TASK
The answer must repeat every record exactly, with all pictures omitted.

(Collected data entries)
..........
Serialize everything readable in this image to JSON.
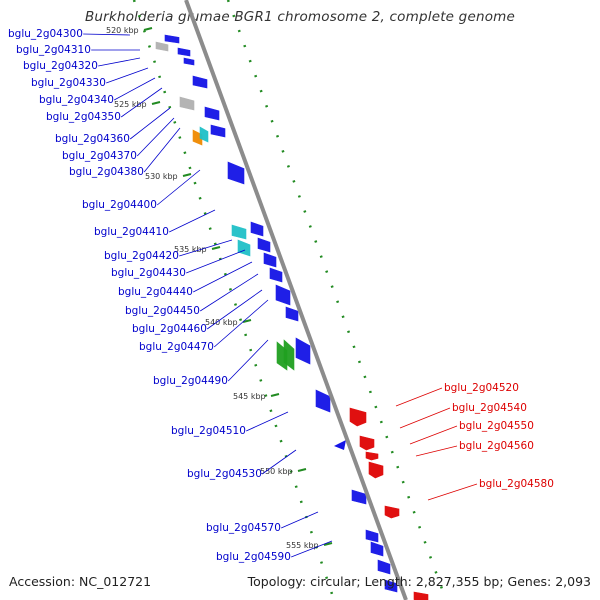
{
  "title": "Burkholderia glumae BGR1 chromosome 2, complete genome",
  "footer": {
    "accession": "Accession: NC_012721",
    "summary": "Topology: circular; Length: 2,827,355 bp; Genes: 2,093"
  },
  "colors": {
    "forward_label": "#0000cc",
    "reverse_label": "#dd0000",
    "backbone": "#8c8c8c",
    "gc_ticks": "#228b22",
    "cds_blue": "#1414e6",
    "cds_red": "#e01010",
    "cds_cyan": "#20c0c8",
    "cds_orange": "#f08a00",
    "cds_gray": "#b0b0b0",
    "cds_green": "#20a020"
  },
  "scale_labels": [
    "520 kbp",
    "525 kbp",
    "530 kbp",
    "535 kbp",
    "540 kbp",
    "545 kbp",
    "550 kbp",
    "555 kbp"
  ],
  "forward_genes": [
    "bglu_2g04300",
    "bglu_2g04310",
    "bglu_2g04320",
    "bglu_2g04330",
    "bglu_2g04340",
    "bglu_2g04350",
    "bglu_2g04360",
    "bglu_2g04370",
    "bglu_2g04380",
    "bglu_2g04400",
    "bglu_2g04410",
    "bglu_2g04420",
    "bglu_2g04430",
    "bglu_2g04440",
    "bglu_2g04450",
    "bglu_2g04460",
    "bglu_2g04470",
    "bglu_2g04490",
    "bglu_2g04510",
    "bglu_2g04530",
    "bglu_2g04570",
    "bglu_2g04590"
  ],
  "reverse_genes": [
    "bglu_2g04520",
    "bglu_2g04540",
    "bglu_2g04550",
    "bglu_2g04560",
    "bglu_2g04580"
  ]
}
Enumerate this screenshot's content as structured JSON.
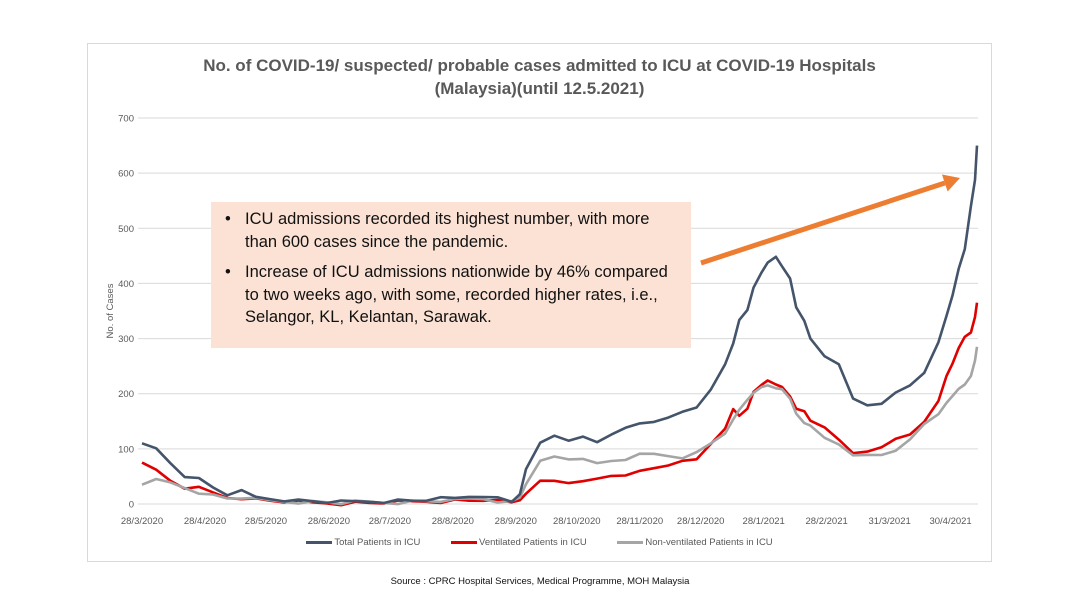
{
  "chart_data": {
    "type": "line",
    "title": "No. of COVID-19/ suspected/ probable cases admitted to ICU at COVID-19 Hospitals (Malaysia)(until 12.5.2021)",
    "title_lines": [
      "No. of COVID-19/ suspected/ probable cases admitted to ICU at COVID-19 Hospitals",
      "(Malaysia)(until 12.5.2021)"
    ],
    "xlabel": "",
    "ylabel": "No. of Cases",
    "ylim": [
      0,
      700
    ],
    "yticks": [
      0,
      100,
      200,
      300,
      400,
      500,
      600,
      700
    ],
    "grid": true,
    "legend_position": "bottom",
    "x_start": "2020-03-28",
    "x_end": "2021-05-12",
    "xtick_labels": [
      "28/3/2020",
      "28/4/2020",
      "28/5/2020",
      "28/6/2020",
      "28/7/2020",
      "28/8/2020",
      "28/9/2020",
      "28/10/2020",
      "28/11/2020",
      "28/12/2020",
      "28/1/2021",
      "28/2/2021",
      "31/3/2021",
      "30/4/2021"
    ],
    "xtick_days": [
      0,
      31,
      61,
      92,
      122,
      153,
      184,
      214,
      245,
      275,
      306,
      337,
      368,
      398
    ],
    "x_days": [
      0,
      7,
      14,
      21,
      28,
      35,
      42,
      49,
      56,
      63,
      70,
      77,
      84,
      91,
      98,
      105,
      112,
      119,
      126,
      133,
      140,
      147,
      154,
      161,
      168,
      175,
      182,
      186,
      189,
      196,
      203,
      210,
      217,
      224,
      231,
      238,
      245,
      252,
      259,
      266,
      273,
      280,
      287,
      291,
      294,
      298,
      301,
      305,
      308,
      312,
      315,
      319,
      322,
      326,
      329,
      336,
      343,
      350,
      357,
      364,
      371,
      378,
      385,
      392,
      396,
      399,
      402,
      405,
      408,
      410,
      411
    ],
    "series": [
      {
        "name": "Total Patients in ICU",
        "color": "#44546a",
        "values": [
          110,
          100,
          75,
          52,
          45,
          30,
          18,
          22,
          12,
          10,
          8,
          6,
          5,
          4,
          3,
          4,
          5,
          5,
          6,
          6,
          8,
          9,
          10,
          14,
          16,
          10,
          4,
          20,
          60,
          110,
          125,
          118,
          120,
          112,
          128,
          135,
          145,
          150,
          160,
          165,
          175,
          210,
          250,
          290,
          335,
          355,
          390,
          420,
          440,
          445,
          430,
          410,
          360,
          330,
          300,
          270,
          250,
          190,
          180,
          185,
          200,
          215,
          240,
          290,
          340,
          380,
          430,
          460,
          540,
          590,
          650
        ]
      },
      {
        "name": "Ventilated Patients in ICU",
        "color": "#e00000",
        "values": [
          75,
          60,
          42,
          30,
          28,
          20,
          12,
          12,
          8,
          6,
          5,
          3,
          2,
          2,
          1,
          2,
          2,
          3,
          3,
          4,
          5,
          5,
          6,
          6,
          8,
          4,
          2,
          8,
          22,
          40,
          42,
          40,
          38,
          45,
          52,
          55,
          58,
          65,
          72,
          75,
          80,
          110,
          140,
          170,
          160,
          175,
          200,
          215,
          225,
          220,
          210,
          195,
          175,
          165,
          150,
          140,
          120,
          90,
          95,
          105,
          115,
          125,
          150,
          190,
          230,
          255,
          285,
          300,
          310,
          340,
          365
        ]
      },
      {
        "name": "Non-ventilated Patients in ICU",
        "color": "#a5a5a5",
        "values": [
          35,
          42,
          38,
          30,
          22,
          15,
          10,
          12,
          8,
          6,
          5,
          4,
          3,
          3,
          2,
          3,
          3,
          3,
          3,
          4,
          5,
          6,
          6,
          9,
          10,
          6,
          3,
          12,
          38,
          75,
          85,
          82,
          85,
          72,
          78,
          82,
          88,
          90,
          88,
          86,
          92,
          110,
          130,
          150,
          170,
          190,
          205,
          210,
          215,
          212,
          205,
          190,
          165,
          150,
          140,
          120,
          110,
          85,
          88,
          90,
          100,
          115,
          145,
          165,
          180,
          195,
          210,
          220,
          230,
          260,
          285
        ]
      }
    ],
    "annotation_arrow": {
      "color": "#ed7d31",
      "from": [
        "2021-01-07",
        430
      ],
      "to": [
        "2021-05-05",
        590
      ]
    }
  },
  "note": {
    "bullet": "•",
    "items": [
      "ICU admissions recorded its highest number, with more than 600 cases since the pandemic.",
      "Increase of ICU admissions nationwide by 46% compared to two weeks ago, with some, recorded higher rates, i.e., Selangor, KL, Kelantan, Sarawak."
    ]
  },
  "source": "Source : CPRC Hospital Services, Medical Programme, MOH Malaysia"
}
..........
SOLVED EXERCISE
Serialize everything readable in this image to JSON.
{
  "title": "Burkholderia glumae BGR1 chromosome 2, complete genome",
  "footer": {
    "accession": "Accession: NC_012721",
    "summary": "Topology: circular; Length: 2,827,355 bp; Genes: 2,093"
  },
  "colors": {
    "forward_label": "#0000cc",
    "reverse_label": "#dd0000",
    "backbone": "#8c8c8c",
    "gc_ticks": "#228b22",
    "cds_blue": "#1414e6",
    "cds_red": "#e01010",
    "cds_cyan": "#20c0c8",
    "cds_orange": "#f08a00",
    "cds_gray": "#b0b0b0",
    "cds_green": "#20a020"
  },
  "scale_labels": [
    "520 kbp",
    "525 kbp",
    "530 kbp",
    "535 kbp",
    "540 kbp",
    "545 kbp",
    "550 kbp",
    "555 kbp"
  ],
  "forward_genes": [
    "bglu_2g04300",
    "bglu_2g04310",
    "bglu_2g04320",
    "bglu_2g04330",
    "bglu_2g04340",
    "bglu_2g04350",
    "bglu_2g04360",
    "bglu_2g04370",
    "bglu_2g04380",
    "bglu_2g04400",
    "bglu_2g04410",
    "bglu_2g04420",
    "bglu_2g04430",
    "bglu_2g04440",
    "bglu_2g04450",
    "bglu_2g04460",
    "bglu_2g04470",
    "bglu_2g04490",
    "bglu_2g04510",
    "bglu_2g04530",
    "bglu_2g04570",
    "bglu_2g04590"
  ],
  "reverse_genes": [
    "bglu_2g04520",
    "bglu_2g04540",
    "bglu_2g04550",
    "bglu_2g04560",
    "bglu_2g04580"
  ]
}
Enumerate this screenshot's content as structured JSON.
{
  "chart_data": {
    "type": "line",
    "title": "No. of COVID-19/ suspected/ probable cases admitted to ICU at COVID-19 Hospitals (Malaysia)(until 12.5.2021)",
    "title_lines": [
      "No. of COVID-19/ suspected/ probable cases admitted to ICU at COVID-19 Hospitals",
      "(Malaysia)(until 12.5.2021)"
    ],
    "xlabel": "",
    "ylabel": "No. of Cases",
    "ylim": [
      0,
      700
    ],
    "yticks": [
      0,
      100,
      200,
      300,
      400,
      500,
      600,
      700
    ],
    "grid": true,
    "legend_position": "bottom",
    "x_start": "2020-03-28",
    "x_end": "2021-05-12",
    "xtick_labels": [
      "28/3/2020",
      "28/4/2020",
      "28/5/2020",
      "28/6/2020",
      "28/7/2020",
      "28/8/2020",
      "28/9/2020",
      "28/10/2020",
      "28/11/2020",
      "28/12/2020",
      "28/1/2021",
      "28/2/2021",
      "31/3/2021",
      "30/4/2021"
    ],
    "xtick_days": [
      0,
      31,
      61,
      92,
      122,
      153,
      184,
      214,
      245,
      275,
      306,
      337,
      368,
      398
    ],
    "x_days": [
      0,
      7,
      14,
      21,
      28,
      35,
      42,
      49,
      56,
      63,
      70,
      77,
      84,
      91,
      98,
      105,
      112,
      119,
      126,
      133,
      140,
      147,
      154,
      161,
      168,
      175,
      182,
      186,
      189,
      196,
      203,
      210,
      217,
      224,
      231,
      238,
      245,
      252,
      259,
      266,
      273,
      280,
      287,
      291,
      294,
      298,
      301,
      305,
      308,
      312,
      315,
      319,
      322,
      326,
      329,
      336,
      343,
      350,
      357,
      364,
      371,
      378,
      385,
      392,
      396,
      399,
      402,
      405,
      408,
      410,
      411
    ],
    "series": [
      {
        "name": "Total Patients in ICU",
        "color": "#44546a",
        "values": [
          110,
          100,
          75,
          52,
          45,
          30,
          18,
          22,
          12,
          10,
          8,
          6,
          5,
          4,
          3,
          4,
          5,
          5,
          6,
          6,
          8,
          9,
          10,
          14,
          16,
          10,
          4,
          20,
          60,
          110,
          125,
          118,
          120,
          112,
          128,
          135,
          145,
          150,
          160,
          165,
          175,
          210,
          250,
          290,
          335,
          355,
          390,
          420,
          440,
          445,
          430,
          410,
          360,
          330,
          300,
          270,
          250,
          190,
          180,
          185,
          200,
          215,
          240,
          290,
          340,
          380,
          430,
          460,
          540,
          590,
          650
        ]
      },
      {
        "name": "Ventilated Patients in ICU",
        "color": "#e00000",
        "values": [
          75,
          60,
          42,
          30,
          28,
          20,
          12,
          12,
          8,
          6,
          5,
          3,
          2,
          2,
          1,
          2,
          2,
          3,
          3,
          4,
          5,
          5,
          6,
          6,
          8,
          4,
          2,
          8,
          22,
          40,
          42,
          40,
          38,
          45,
          52,
          55,
          58,
          65,
          72,
          75,
          80,
          110,
          140,
          170,
          160,
          175,
          200,
          215,
          225,
          220,
          210,
          195,
          175,
          165,
          150,
          140,
          120,
          90,
          95,
          105,
          115,
          125,
          150,
          190,
          230,
          255,
          285,
          300,
          310,
          340,
          365
        ]
      },
      {
        "name": "Non-ventilated Patients in ICU",
        "color": "#a5a5a5",
        "values": [
          35,
          42,
          38,
          30,
          22,
          15,
          10,
          12,
          8,
          6,
          5,
          4,
          3,
          3,
          2,
          3,
          3,
          3,
          3,
          4,
          5,
          6,
          6,
          9,
          10,
          6,
          3,
          12,
          38,
          75,
          85,
          82,
          85,
          72,
          78,
          82,
          88,
          90,
          88,
          86,
          92,
          110,
          130,
          150,
          170,
          190,
          205,
          210,
          215,
          212,
          205,
          190,
          165,
          150,
          140,
          120,
          110,
          85,
          88,
          90,
          100,
          115,
          145,
          165,
          180,
          195,
          210,
          220,
          230,
          260,
          285
        ]
      }
    ],
    "annotation_arrow": {
      "color": "#ed7d31",
      "from": [
        "2021-01-07",
        430
      ],
      "to": [
        "2021-05-05",
        590
      ]
    }
  },
  "note": {
    "bullet": "•",
    "items": [
      "ICU admissions recorded its highest number, with more than 600 cases since the pandemic.",
      "Increase of ICU admissions nationwide by 46% compared to two weeks ago, with some, recorded higher rates, i.e., Selangor, KL, Kelantan, Sarawak."
    ]
  },
  "source": "Source : CPRC Hospital Services, Medical Programme, MOH Malaysia"
}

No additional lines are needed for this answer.